__DO THIS__: Transcribe the listing word for word.

__Stored records__:
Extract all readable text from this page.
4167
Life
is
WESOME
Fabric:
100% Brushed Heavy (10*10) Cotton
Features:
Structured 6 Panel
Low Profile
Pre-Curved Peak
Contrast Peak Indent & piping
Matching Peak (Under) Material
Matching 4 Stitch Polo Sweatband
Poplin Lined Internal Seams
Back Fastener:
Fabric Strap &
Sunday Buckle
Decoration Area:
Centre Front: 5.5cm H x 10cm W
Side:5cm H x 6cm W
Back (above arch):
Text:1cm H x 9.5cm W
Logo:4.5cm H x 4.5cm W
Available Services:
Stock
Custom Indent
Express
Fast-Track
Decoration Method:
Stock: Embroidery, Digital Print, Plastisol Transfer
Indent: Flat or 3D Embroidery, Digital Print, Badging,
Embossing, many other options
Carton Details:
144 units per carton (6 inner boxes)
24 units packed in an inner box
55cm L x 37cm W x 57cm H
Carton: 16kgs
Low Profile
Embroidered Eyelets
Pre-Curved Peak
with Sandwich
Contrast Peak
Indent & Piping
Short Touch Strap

__EXPECTED OUTPUT__:
Extract all readable text from this page.
4167
Life
is
WESOME
Fabric:
100% Brushed Heavy (10*10) Cotton
Features:
Structured 6 Panel
Low Profile
Pre-Curved Peak
Contrast Peak Indent & piping
Matching Peak (Under) Material
Matching 4 Stitch Polo Sweatband
Poplin Lined Internal Seams
Back Fastener:
Fabric Strap &
Sunday Buckle
Decoration Area:
Centre Front: 5.5cm H x 10cm W
Side:5cm H x 6cm W
Back (above arch):
Text:1cm H x 9.5cm W
Logo:4.5cm H x 4.5cm W
Available Services:
Stock
Custom Indent
Express
Fast-Track
Decoration Method:
Stock: Embroidery, Digital Print, Plastisol Transfer
Indent: Flat or 3D Embroidery, Digital Print, Badging,
Embossing, many other options
Carton Details:
144 units per carton (6 inner boxes)
24 units packed in an inner box
55cm L x 37cm W x 57cm H
Carton: 16kgs
Low Profile
Embroidered Eyelets
Pre-Curved Peak
with Sandwich
Contrast Peak
Indent & Piping
Short Touch Strap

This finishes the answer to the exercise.